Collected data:
::::

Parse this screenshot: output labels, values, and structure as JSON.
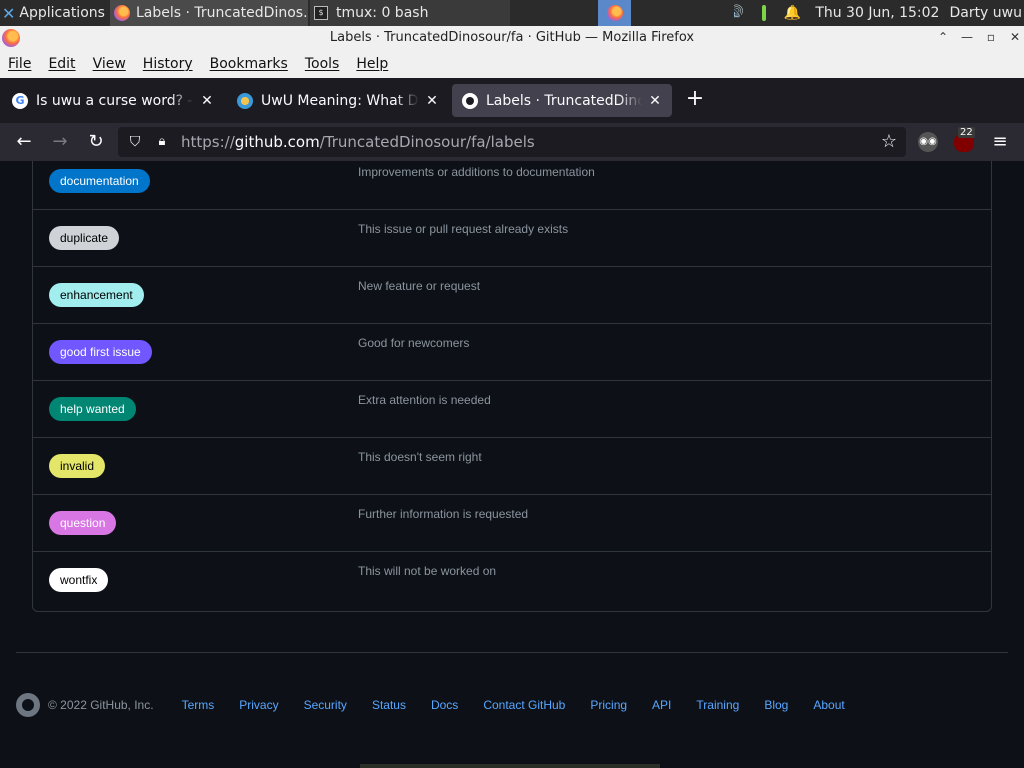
{
  "taskbar": {
    "applications": "Applications",
    "windows": [
      {
        "title": "Labels · TruncatedDinos..."
      },
      {
        "title": "tmux: 0 bash"
      }
    ],
    "clock": "Thu 30 Jun, 15:02",
    "user": "Darty uwu"
  },
  "window": {
    "title": "Labels · TruncatedDinosour/fa · GitHub — Mozilla Firefox"
  },
  "menubar": {
    "items": [
      "File",
      "Edit",
      "View",
      "History",
      "Bookmarks",
      "Tools",
      "Help"
    ]
  },
  "tabs": [
    {
      "title": "Is uwu a curse word? - Google Search",
      "favicon": "google-icon",
      "active": false
    },
    {
      "title": "UwU Meaning: What Does UwU Mean?",
      "favicon": "uwu-site-icon",
      "active": false
    },
    {
      "title": "Labels · TruncatedDinosour/fa",
      "favicon": "github-icon",
      "active": true
    }
  ],
  "navbar": {
    "url_prefix": "https://",
    "url_host": "github.com",
    "url_path": "/TruncatedDinosour/fa/labels",
    "extension_badge": "22"
  },
  "labels": [
    {
      "name": "documentation",
      "description": "Improvements or additions to documentation",
      "bg": "#0075ca",
      "fg": "#ffffff"
    },
    {
      "name": "duplicate",
      "description": "This issue or pull request already exists",
      "bg": "#cfd3d7",
      "fg": "#000000"
    },
    {
      "name": "enhancement",
      "description": "New feature or request",
      "bg": "#a2eeef",
      "fg": "#000000"
    },
    {
      "name": "good first issue",
      "description": "Good for newcomers",
      "bg": "#7057ff",
      "fg": "#ffffff"
    },
    {
      "name": "help wanted",
      "description": "Extra attention is needed",
      "bg": "#008672",
      "fg": "#ffffff"
    },
    {
      "name": "invalid",
      "description": "This doesn't seem right",
      "bg": "#e4e669",
      "fg": "#000000"
    },
    {
      "name": "question",
      "description": "Further information is requested",
      "bg": "#d876e3",
      "fg": "#ffffff"
    },
    {
      "name": "wontfix",
      "description": "This will not be worked on",
      "bg": "#ffffff",
      "fg": "#000000"
    }
  ],
  "footer": {
    "copyright": "© 2022 GitHub, Inc.",
    "links": [
      "Terms",
      "Privacy",
      "Security",
      "Status",
      "Docs",
      "Contact GitHub",
      "Pricing",
      "API",
      "Training",
      "Blog",
      "About"
    ]
  }
}
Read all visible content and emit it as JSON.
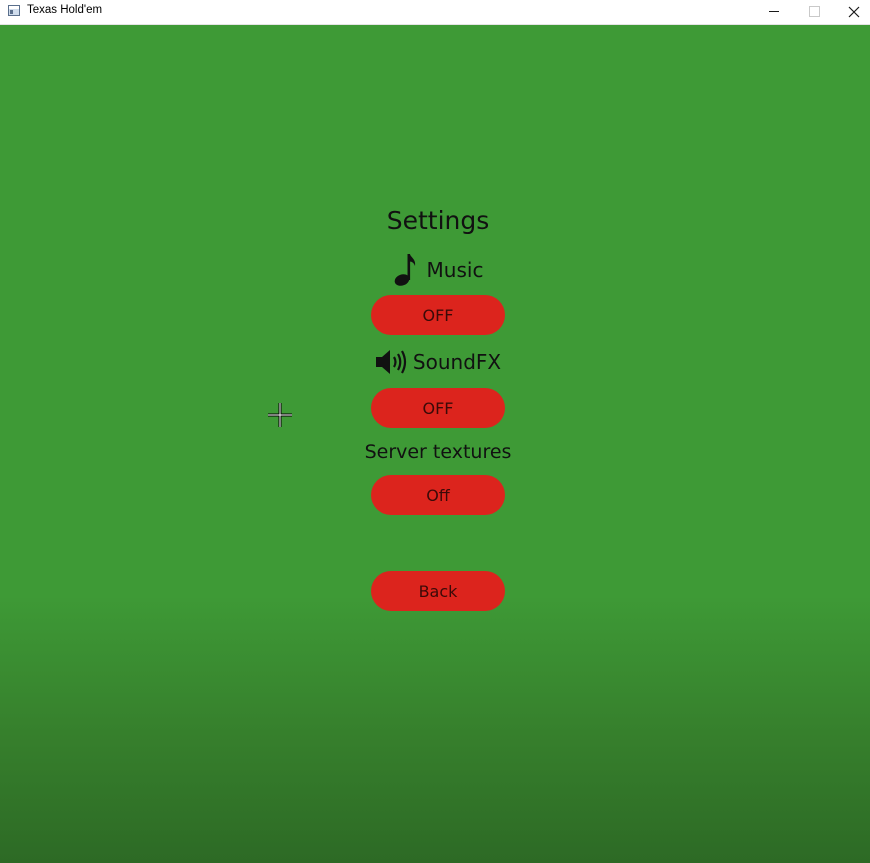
{
  "window": {
    "title": "Texas Hold'em",
    "app_icon": "window-app-icon",
    "controls": {
      "minimize_icon": "minimize-icon",
      "maximize_icon": "maximize-icon",
      "close_icon": "close-icon"
    }
  },
  "settings": {
    "title": "Settings",
    "music": {
      "icon": "music-note-icon",
      "label": "Music",
      "button_label": "OFF"
    },
    "soundfx": {
      "icon": "speaker-icon",
      "label": "SoundFX",
      "button_label": "OFF"
    },
    "server_textures": {
      "label": "Server textures",
      "button_label": "Off"
    },
    "back_label": "Back"
  },
  "colors": {
    "background_green": "#3e9a36",
    "background_green_dark": "#2d6a25",
    "button_red": "#dc241d",
    "button_text": "#3b0a08"
  },
  "cursor": "crosshair-cursor"
}
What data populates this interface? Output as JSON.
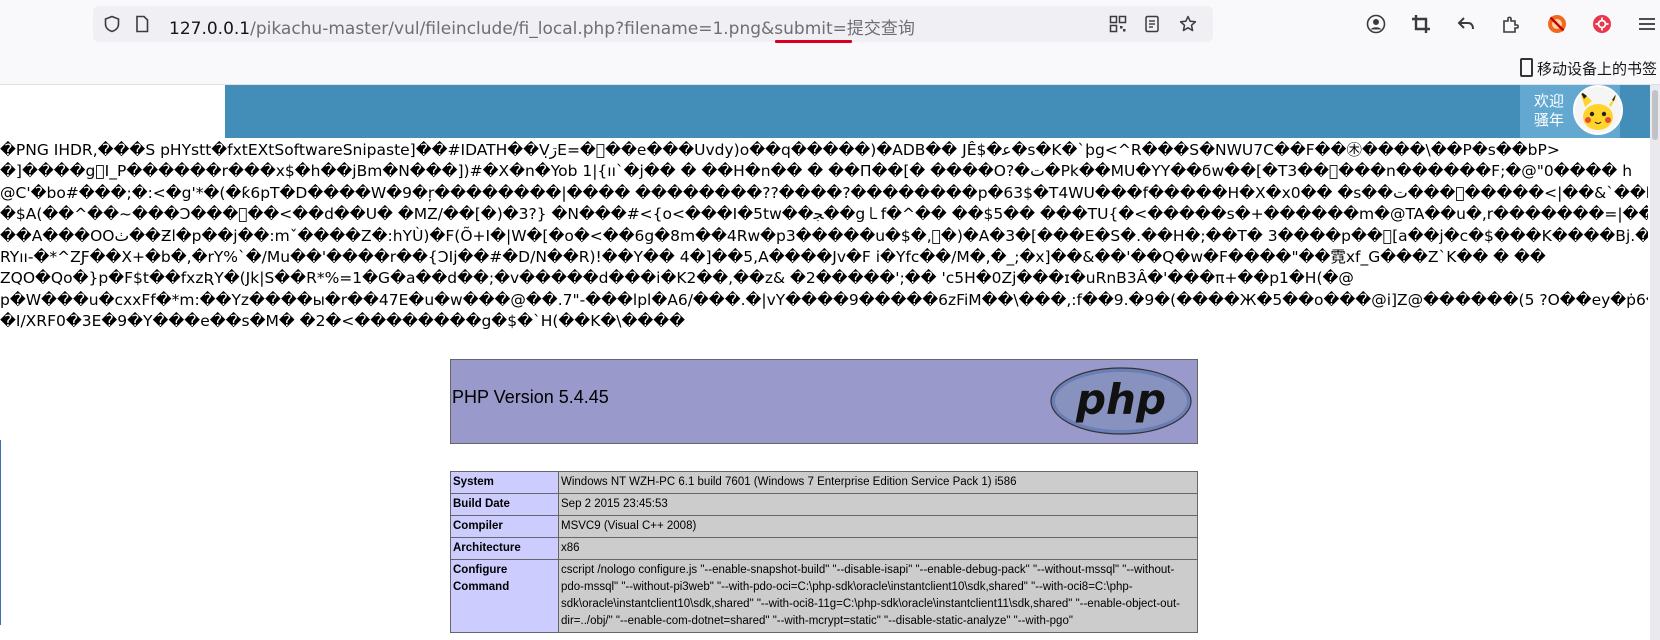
{
  "browser": {
    "url_host": "127.0.0.1",
    "url_path": "/pikachu-master/vul/fileinclude/fi_local.php?filename",
    "url_highlight": "=1.png&",
    "url_rest": "submit=提交查询",
    "bookmark_mobile": "移动设备上的书签",
    "icons": [
      "shield-icon",
      "page-info-icon",
      "qr-code-icon",
      "reader-view-icon",
      "bookmark-star-icon",
      "account-icon",
      "crop-icon",
      "back-arrow-icon",
      "extension-icon",
      "blocked-extension-icon",
      "red-extension-icon",
      "menu-icon"
    ]
  },
  "header": {
    "welcome_line1": "欢迎",
    "welcome_line2": "骚年",
    "band_color": "#438eb9",
    "accent_color": "#62a8d1"
  },
  "dump_lines": [
    "�PNG  IHDR,���S pHYstt�fxtEXtSoftwareSnipaste]��#IDATH��Vڗ̣E=�⃞��e���Uvdy)o��q�����)�ADB�� JÊ$�ﻋ�s�K�`þg<^R���S�NWU7C��F��㊍����\\��P�s��bP>",
    "�]����g⃞I_P������r���x$�h��jBm�N���])#�X�n�Yob 1|{ıı`�j�� � ��H�n�� � ��Π��[� ����O?�ت�Pk��MU�YY��ϭw��[�T3��⃞���n������F;�@\"0���� h",
    "@C'�bo#���;�:<�g'*�(�ƙ6pT�D����W�9�ŗ��������|���� ��������??����?��������p�63$�T4WU���f�����H�X�x0�� �s��ﺕ����⃞����<|��&`��h�\"",
    "�$A(��^��~���Ɔ���⃞��<��d��U� �MZ/��[�)�3?} �N���#<{o<���I�5tw��ﺠ��g㇄f�^�� ��$5�� ���TU{�<�����s�+������m�@TA��u�,r�������=|����/!Z�n",
    "��A���OOﭞ��Ƶl�p��j��:mˇ����Z�:hYÙ)�F(Õ+I�|W�[�o�<��6g�8m��4Rw�p3�����u�$�,⃞�)�A�3�[���E�S�.��H�;��T� 3����p��⃞[a��j�c�$���K����Bj.�+J�t",
    "RYıı-�*^ZƑ��X+�b�,�rY%`�/Mu��'����r��{ƆIj��#�D/N��R)!��Y�� 4�]��5,A����Jv�F i�Yfc��/M�,�_;�x]��&��'��Q�w�F����\"��霓xf_G���Z`K�� � ��",
    "ZQO�Qo�}p�F$t��fxzƦY�(Jk|S��R*%=1�G�a��d��;�v�����d���i�K2��,��z& �2�����';�� 'c5H�0Zj���ɪ�uRnB3Â�'���π+��p1�H(�@",
    "p�W���u�cxxFf�*m:��Yz����ы�r��47E�u�w���@��.7\"-���lpl�A6/���.�|vY����9�����6zFiM��\\���,:f��9.�9�(����Ж�5��o���@i]Z@������(5 ?O��ey�ṗ6�½�",
    "�I/XRF0�3E�9�Y���e��s�M� �2�<��������g�$�`H(��K�\\����"
  ],
  "phpinfo": {
    "version_label": "PHP Version 5.4.45",
    "logo_text": "php",
    "rows": [
      {
        "key": "System",
        "value": "Windows NT WZH-PC 6.1 build 7601 (Windows 7 Enterprise Edition Service Pack 1) i586"
      },
      {
        "key": "Build Date",
        "value": "Sep 2 2015 23:45:53"
      },
      {
        "key": "Compiler",
        "value": "MSVC9 (Visual C++ 2008)"
      },
      {
        "key": "Architecture",
        "value": "x86"
      },
      {
        "key": "Configure Command",
        "value": "cscript /nologo configure.js \"--enable-snapshot-build\" \"--disable-isapi\" \"--enable-debug-pack\" \"--without-mssql\" \"--without-pdo-mssql\" \"--without-pi3web\" \"--with-pdo-oci=C:\\php-sdk\\oracle\\instantclient10\\sdk,shared\" \"--with-oci8=C:\\php-sdk\\oracle\\instantclient10\\sdk,shared\" \"--with-oci8-11g=C:\\php-sdk\\oracle\\instantclient11\\sdk,shared\" \"--enable-object-out-dir=../obj/\" \"--enable-com-dotnet=shared\" \"--with-mcrypt=static\" \"--disable-static-analyze\" \"--with-pgo\""
      }
    ],
    "banner_color": "#9999cc",
    "key_color": "#ccccff",
    "value_color": "#cccccc"
  }
}
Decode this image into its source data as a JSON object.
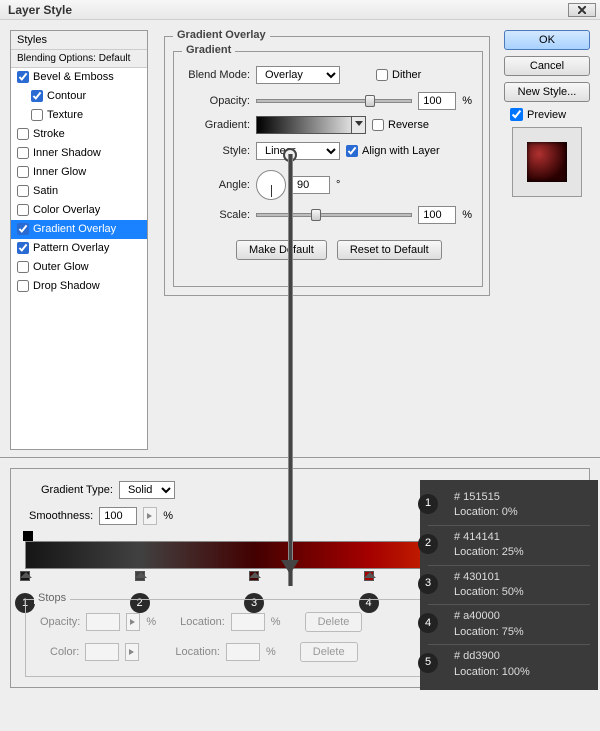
{
  "window": {
    "title": "Layer Style"
  },
  "styles_panel": {
    "header": "Styles",
    "blending": "Blending Options: Default",
    "items": [
      {
        "label": "Bevel & Emboss",
        "checked": true
      },
      {
        "label": "Contour",
        "checked": true,
        "indent": true
      },
      {
        "label": "Texture",
        "checked": false,
        "indent": true
      },
      {
        "label": "Stroke",
        "checked": false
      },
      {
        "label": "Inner Shadow",
        "checked": false
      },
      {
        "label": "Inner Glow",
        "checked": false
      },
      {
        "label": "Satin",
        "checked": false
      },
      {
        "label": "Color Overlay",
        "checked": false
      },
      {
        "label": "Gradient Overlay",
        "checked": true,
        "selected": true
      },
      {
        "label": "Pattern Overlay",
        "checked": true
      },
      {
        "label": "Outer Glow",
        "checked": false
      },
      {
        "label": "Drop Shadow",
        "checked": false
      }
    ]
  },
  "overlay": {
    "title": "Gradient Overlay",
    "subtitle": "Gradient",
    "blend_mode_label": "Blend Mode:",
    "blend_mode": "Overlay",
    "dither": "Dither",
    "opacity_label": "Opacity:",
    "opacity": "100",
    "pct": "%",
    "gradient_label": "Gradient:",
    "reverse": "Reverse",
    "style_label": "Style:",
    "style": "Linear",
    "align": "Align with Layer",
    "angle_label": "Angle:",
    "angle": "90",
    "deg": "°",
    "scale_label": "Scale:",
    "scale": "100",
    "make_default": "Make Default",
    "reset_default": "Reset to Default"
  },
  "buttons": {
    "ok": "OK",
    "cancel": "Cancel",
    "new_style": "New Style...",
    "preview": "Preview"
  },
  "editor": {
    "gradient_type_label": "Gradient Type:",
    "gradient_type": "Solid",
    "smoothness_label": "Smoothness:",
    "smoothness": "100",
    "pct": "%",
    "stops_title": "Stops",
    "opacity_label": "Opacity:",
    "location_label": "Location:",
    "color_label": "Color:",
    "delete": "Delete"
  },
  "stops": [
    {
      "n": "1",
      "hex": "# 151515",
      "loc": "Location: 0%",
      "pos": 0
    },
    {
      "n": "2",
      "hex": "# 414141",
      "loc": "Location: 25%",
      "pos": 25
    },
    {
      "n": "3",
      "hex": "# 430101",
      "loc": "Location: 50%",
      "pos": 50
    },
    {
      "n": "4",
      "hex": "# a40000",
      "loc": "Location: 75%",
      "pos": 75
    },
    {
      "n": "5",
      "hex": "# dd3900",
      "loc": "Location: 100%",
      "pos": 100
    }
  ],
  "stop_colors": [
    "#151515",
    "#414141",
    "#430101",
    "#a40000",
    "#dd3900"
  ]
}
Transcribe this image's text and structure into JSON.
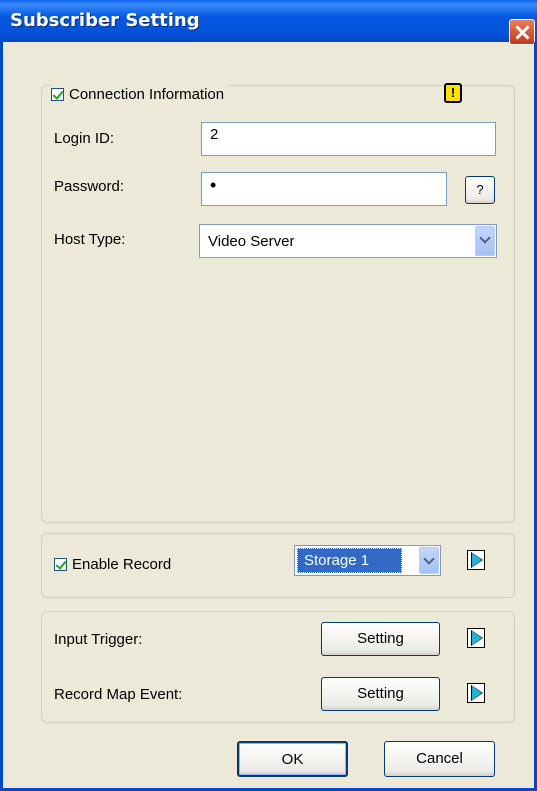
{
  "window": {
    "title": "Subscriber Setting"
  },
  "connection": {
    "checkbox_label": "Connection Information",
    "checked": true,
    "warning_glyph": "!",
    "login_label": "Login ID:",
    "login_value": "2",
    "password_label": "Password:",
    "password_value": "•",
    "help_glyph": "?",
    "host_type_label": "Host Type:",
    "host_type_value": "Video Server"
  },
  "record": {
    "checkbox_label": "Enable Record",
    "checked": true,
    "storage_value": "Storage 1"
  },
  "triggers": {
    "input_trigger_label": "Input Trigger:",
    "input_trigger_button": "Setting",
    "record_map_label": "Record Map Event:",
    "record_map_button": "Setting"
  },
  "footer": {
    "ok_label": "OK",
    "cancel_label": "Cancel"
  }
}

::::

## [Given request]
Each line from the one that contains "Transcribe this image's" to the end of the listing must be quoted exactly; no other line and no picture belongs in the copy.

## [Answer to the exercise]
Transcribe this image's text and structure into JSON.
{
  "window": {
    "title": "Subscriber Setting"
  },
  "connection": {
    "checkbox_label": "Connection Information",
    "checked": true,
    "warning_glyph": "!",
    "login_label": "Login ID:",
    "login_value": "2",
    "password_label": "Password:",
    "password_value": "•",
    "help_glyph": "?",
    "host_type_label": "Host Type:",
    "host_type_value": "Video Server"
  },
  "record": {
    "checkbox_label": "Enable Record",
    "checked": true,
    "storage_value": "Storage 1"
  },
  "triggers": {
    "input_trigger_label": "Input Trigger:",
    "input_trigger_button": "Setting",
    "record_map_label": "Record Map Event:",
    "record_map_button": "Setting"
  },
  "footer": {
    "ok_label": "OK",
    "cancel_label": "Cancel"
  }
}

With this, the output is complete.